# start of AVAILABLE DATA

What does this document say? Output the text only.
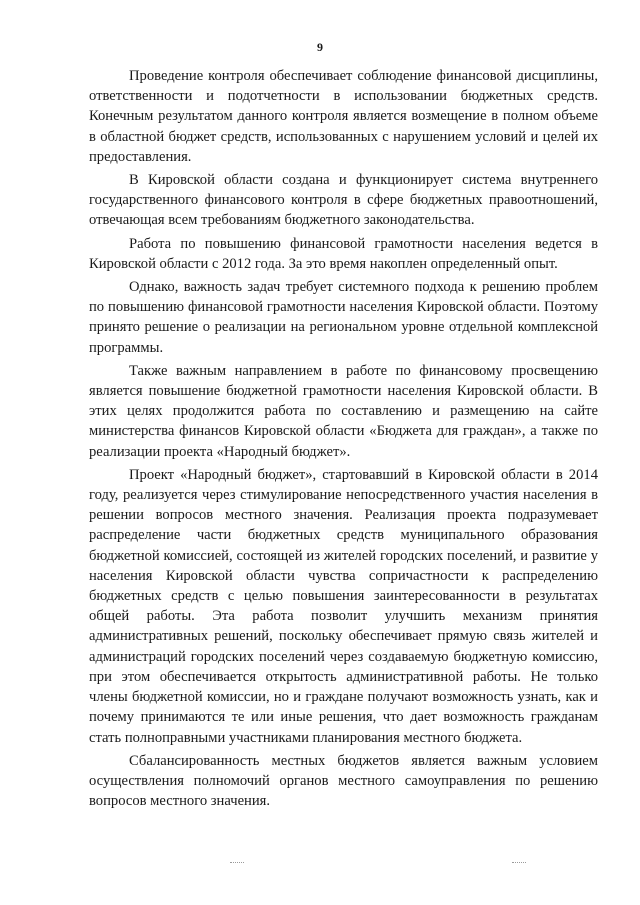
9

Проведение контроля обеспечивает соблюдение финансовой дисциплины, ответственности и подотчетности в использовании бюджетных средств. Конечным результатом данного контроля является возмещение в полном объеме в областной бюджет средств, использованных с нарушением условий и целей их предоставления.

В Кировской области создана и функционирует система внутреннего государственного финансового контроля в сфере бюджетных правоотношений, отвечающая всем требованиям бюджетного законодательства.

Работа по повышению финансовой грамотности населения ведется в Кировской области с 2012 года. За это время накоплен определенный опыт.

Однако, важность задач требует системного подхода к решению проблем по повышению финансовой грамотности населения Кировской области. Поэтому принято решение о реализации на региональном уровне отдельной комплексной программы.

Также важным направлением в работе по финансовому просвещению является повышение бюджетной грамотности населения Кировской области. В этих целях продолжится работа по составлению и размещению на сайте министерства финансов Кировской области «Бюджета для граждан», а также по реализации проекта «Народный бюджет».

Проект «Народный бюджет», стартовавший в Кировской области в 2014 году, реализуется через стимулирование непосредственного участия населения в решении вопросов местного значения. Реализация проекта подразумевает распределение части бюджетных средств муниципального образования бюджетной комиссией, состоящей из жителей городских поселений, и развитие у населения Кировской области чувства сопричастности к распределению бюджетных средств с целью повышения заинтересованности в результатах общей работы. Эта работа позволит улучшить механизм принятия административных решений, поскольку обеспечивает прямую связь жителей и администраций городских поселений через создаваемую бюджетную комиссию, при этом обеспечивается открытость административной работы. Не только члены бюджетной комиссии, но и граждане получают возможность узнать, как и почему принимаются те или иные решения, что дает возможность гражданам стать полноправными участниками планирования местного бюджета.

Сбалансированность местных бюджетов является важным условием осуществления полномочий органов местного самоуправления по решению вопросов местного значения.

# end of AVAILABLE DATA

#### [WHAT IS NEEDED]
The listing above needs to be output again exactly. Don't include the pictures.

#### [TASK ANSWER]
What does this document say? Output the text only.
9

Проведение контроля обеспечивает соблюдение финансовой дисциплины, ответственности и подотчетности в использовании бюджетных средств. Конечным результатом данного контроля является возмещение в полном объеме в областной бюджет средств, использованных с нарушением условий и целей их предоставления.

В Кировской области создана и функционирует система внутреннего государственного финансового контроля в сфере бюджетных правоотношений, отвечающая всем требованиям бюджетного законодательства.

Работа по повышению финансовой грамотности населения ведется в Кировской области с 2012 года. За это время накоплен определенный опыт.

Однако, важность задач требует системного подхода к решению проблем по повышению финансовой грамотности населения Кировской области. Поэтому принято решение о реализации на региональном уровне отдельной комплексной программы.

Также важным направлением в работе по финансовому просвещению является повышение бюджетной грамотности населения Кировской области. В этих целях продолжится работа по составлению и размещению на сайте министерства финансов Кировской области «Бюджета для граждан», а также по реализации проекта «Народный бюджет».

Проект «Народный бюджет», стартовавший в Кировской области в 2014 году, реализуется через стимулирование непосредственного участия населения в решении вопросов местного значения. Реализация проекта подразумевает распределение части бюджетных средств муниципального образования бюджетной комиссией, состоящей из жителей городских поселений, и развитие у населения Кировской области чувства сопричастности к распределению бюджетных средств с целью повышения заинтересованности в результатах общей работы. Эта работа позволит улучшить механизм принятия административных решений, поскольку обеспечивает прямую связь жителей и администраций городских поселений через создаваемую бюджетную комиссию, при этом обеспечивается открытость административной работы. Не только члены бюджетной комиссии, но и граждане получают возможность узнать, как и почему принимаются те или иные решения, что дает возможность гражданам стать полноправными участниками планирования местного бюджета.

Сбалансированность местных бюджетов является важным условием осуществления полномочий органов местного самоуправления по решению вопросов местного значения.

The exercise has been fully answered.